───── INPUT ─────

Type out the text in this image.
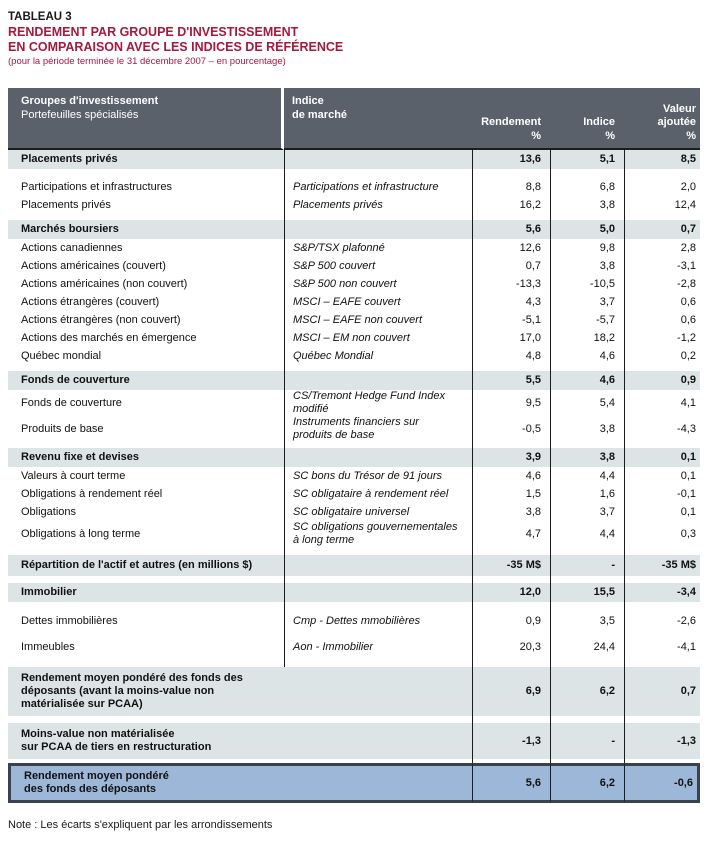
TABLEAU 3
RENDEMENT PAR GROUPE D'INVESTISSEMENT
EN COMPARAISON AVEC LES INDICES DE RÉFÉRENCE
(pour la période terminée le 31 décembre 2007 – en pourcentage)
Groupes d'investissement
Portefeuilles spécialisés

Indice
de marché

Rendement
%

Indice
%

Valeur
ajoutée
%

Placements privés		13,6	5,1	8,5

Participations et infrastructures	Participations et infrastructure	8,8	6,8	2,0
Placements privés	Placements privés	16,2	3,8	12,4

Marchés boursiers		5,6	5,0	0,7
Actions canadiennes	S&P/TSX plafonné	12,6	9,8	2,8
Actions américaines (couvert)	S&P 500 couvert	0,7	3,8	-3,1
Actions américaines (non couvert)	S&P 500 non couvert	-13,3	-10,5	-2,8
Actions étrangères (couvert)	MSCI – EAFE couvert	4,3	3,7	0,6
Actions étrangères (non couvert)	MSCI – EAFE non couvert	-5,1	-5,7	0,6
Actions des marchés en émergence	MSCI – EM non couvert	17,0	18,2	-1,2
Québec mondial	Québec Mondial	4,8	4,6	0,2

Fonds de couverture		5,5	4,6	0,9
Fonds de couverture	CS/Tremont Hedge Fund Index
modifié	9,5	5,4	4,1
Produits de base	Instruments financiers sur
produits de base	-0,5	3,8	-4,3

Revenu fixe et devises		3,9	3,8	0,1
Valeurs à court terme	SC bons du Trésor de 91 jours	4,6	4,4	0,1
Obligations à rendement réel	SC obligataire à rendement réel	1,5	1,6	-0,1
Obligations	SC obligataire universel	3,8	3,7	0,1
Obligations à long terme	SC obligations gouvernementales
à long terme	4,7	4,4	0,3

Répartition de l'actif et autres (en millions $)		-35 M$	-	-35 M$

Immobilier		12,0	15,5	-3,4

Dettes immobilières	Cmp - Dettes mmobilières	0,9	3,5	-2,6
Immeubles	Aon - Immobilier	20,3	24,4	-4,1

Rendement moyen pondéré des fonds des
déposants (avant la moins-value non
matérialisée sur PCAA)		6,9	6,2	0,7

Moins-value non matérialisée
sur PCAA de tiers en restructuration		-1,3	-	-1,3

Rendement moyen pondéré
des fonds des déposants		5,6	6,2	-0,6
Note : Les écarts s'expliquent par les arrondissements
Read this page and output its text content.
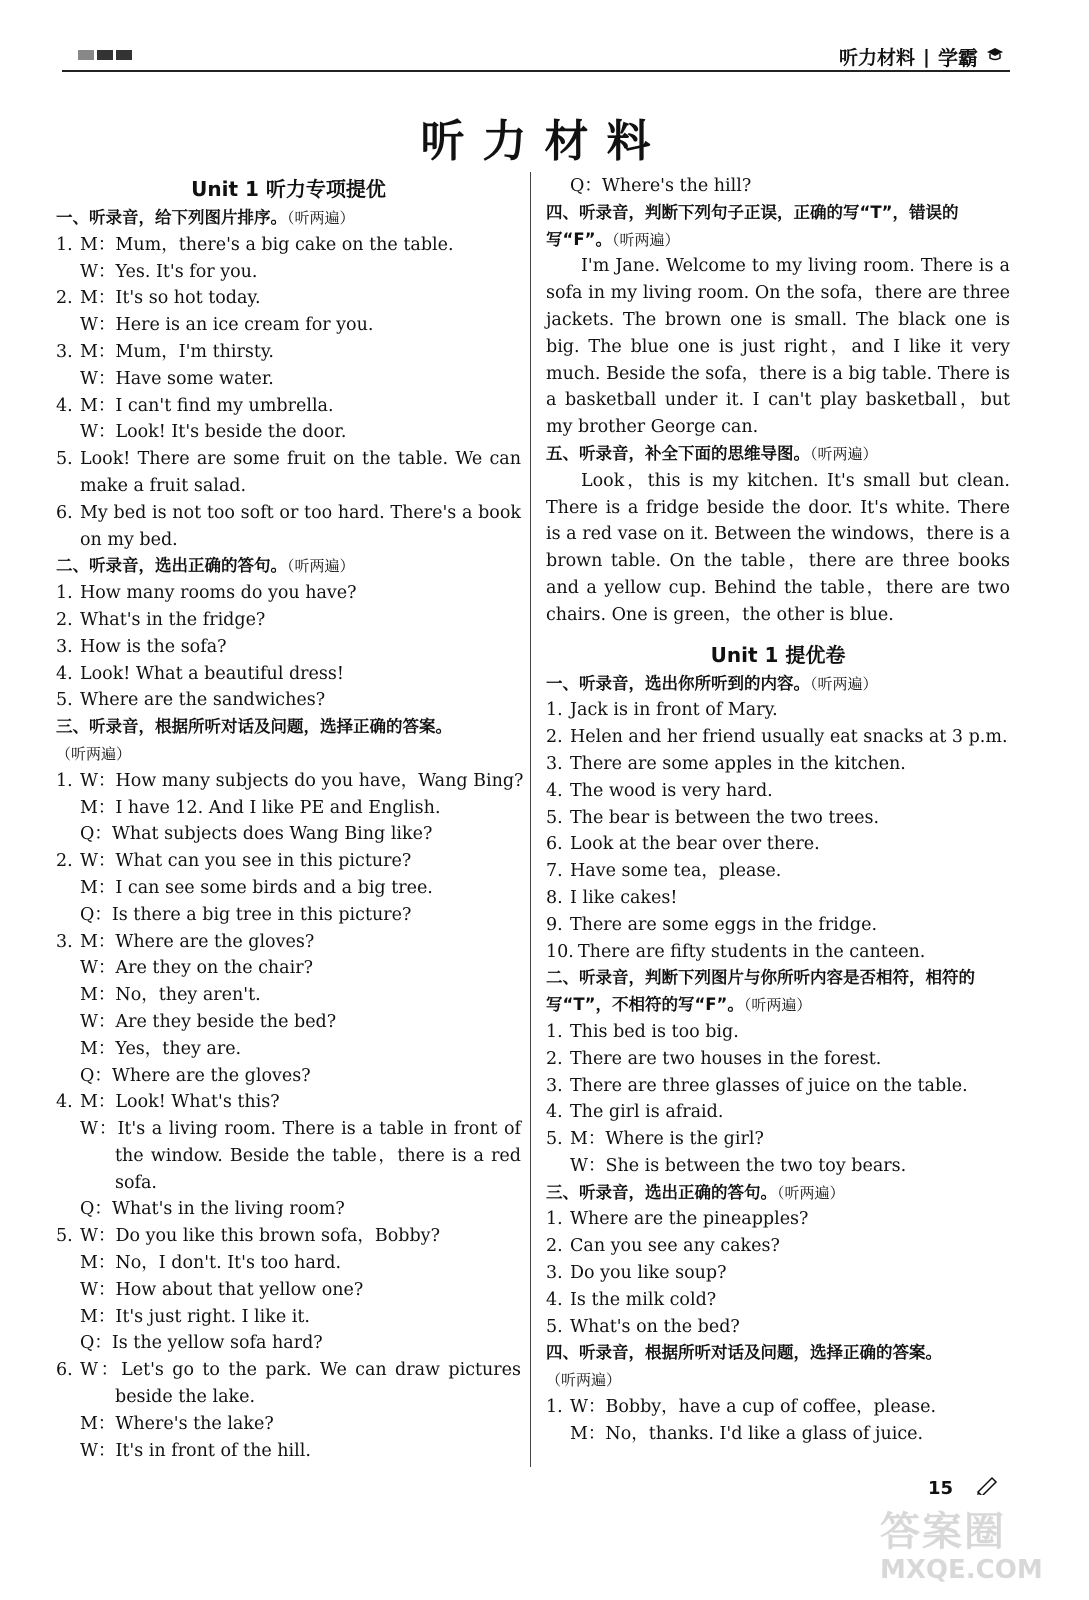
听力材料 | 学霸
听力材料
Unit 1 听力专项提优
一、听录音，给下列图片排序。（听两遍）
1. M：Mum，there's a big cake on the table.
W：Yes. It's for you.
2. M：It's so hot today.
W：Here is an ice cream for you.
3. M：Mum，I'm thirsty.
W：Have some water.
4. M：I can't find my umbrella.
W：Look! It's beside the door.
5. Look! There are some fruit on the table. We can make a fruit salad.
6. My bed is not too soft or too hard. There's a book on my bed.
二、听录音，选出正确的答句。（听两遍）
1. How many rooms do you have?
2. What's in the fridge?
3. How is the sofa?
4. Look! What a beautiful dress!
5. Where are the sandwiches?
三、听录音，根据所听对话及问题，选择正确的答案。
（听两遍）
1. W：How many subjects do you have，Wang Bing?
M：I have 12. And I like PE and English.
Q：What subjects does Wang Bing like?
2. W：What can you see in this picture?
M：I can see some birds and a big tree.
Q：Is there a big tree in this picture?
3. M：Where are the gloves?
W：Are they on the chair?
M：No，they aren't.
W：Are they beside the bed?
M：Yes，they are.
Q：Where are the gloves?
4. M：Look! What's this?
W：It's a living room. There is a table in front of the window. Beside the table，there is a red sofa.
Q：What's in the living room?
5. W：Do you like this brown sofa，Bobby?
M：No，I don't. It's too hard.
W：How about that yellow one?
M：It's just right. I like it.
Q：Is the yellow sofa hard?
6. W：Let's go to the park. We can draw pictures beside the lake.
M：Where's the lake?
W：It's in front of the hill.
Q：Where's the hill?
四、听录音，判断下列句子正误，正确的写“T”，错误的写“F”。（听两遍）
I'm Jane. Welcome to my living room. There is a sofa in my living room. On the sofa，there are three jackets. The brown one is small. The black one is big. The blue one is just right，and I like it very much. Beside the sofa，there is a big table. There is a basketball under it. I can't play basketball，but my brother George can.
五、听录音，补全下面的思维导图。（听两遍）
Look，this is my kitchen. It's small but clean. There is a fridge beside the door. It's white. There is a red vase on it. Between the windows，there is a brown table. On the table，there are three books and a yellow cup. Behind the table，there are two chairs. One is green，the other is blue.
Unit 1 提优卷
一、听录音，选出你所听到的内容。（听两遍）
1. Jack is in front of Mary.
2. Helen and her friend usually eat snacks at 3 p.m.
3. There are some apples in the kitchen.
4. The wood is very hard.
5. The bear is between the two trees.
6. Look at the bear over there.
7. Have some tea，please.
8. I like cakes!
9. There are some eggs in the fridge.
10. There are fifty students in the canteen.
二、听录音，判断下列图片与你所听内容是否相符，相符的写“T”，不相符的写“F”。（听两遍）
1. This bed is too big.
2. There are two houses in the forest.
3. There are three glasses of juice on the table.
4. The girl is afraid.
5. M：Where is the girl?
W：She is between the two toy bears.
三、听录音，选出正确的答句。（听两遍）
1. Where are the pineapples?
2. Can you see any cakes?
3. Do you like soup?
4. Is the milk cold?
5. What's on the bed?
四、听录音，根据所听对话及问题，选择正确的答案。
（听两遍）
1. W：Bobby，have a cup of coffee，please.
M：No，thanks. I'd like a glass of juice.
15
答案圈
MXQE.COM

─────

• [WHAT TO DO] Return every line in the listing that contains the word "front".

• [TASK ANSWER]
W：It's a living room. There is a table in front of the window. Beside the table，there is a red sofa.
W：It's in front of the hill.
1. Jack is in front of Mary.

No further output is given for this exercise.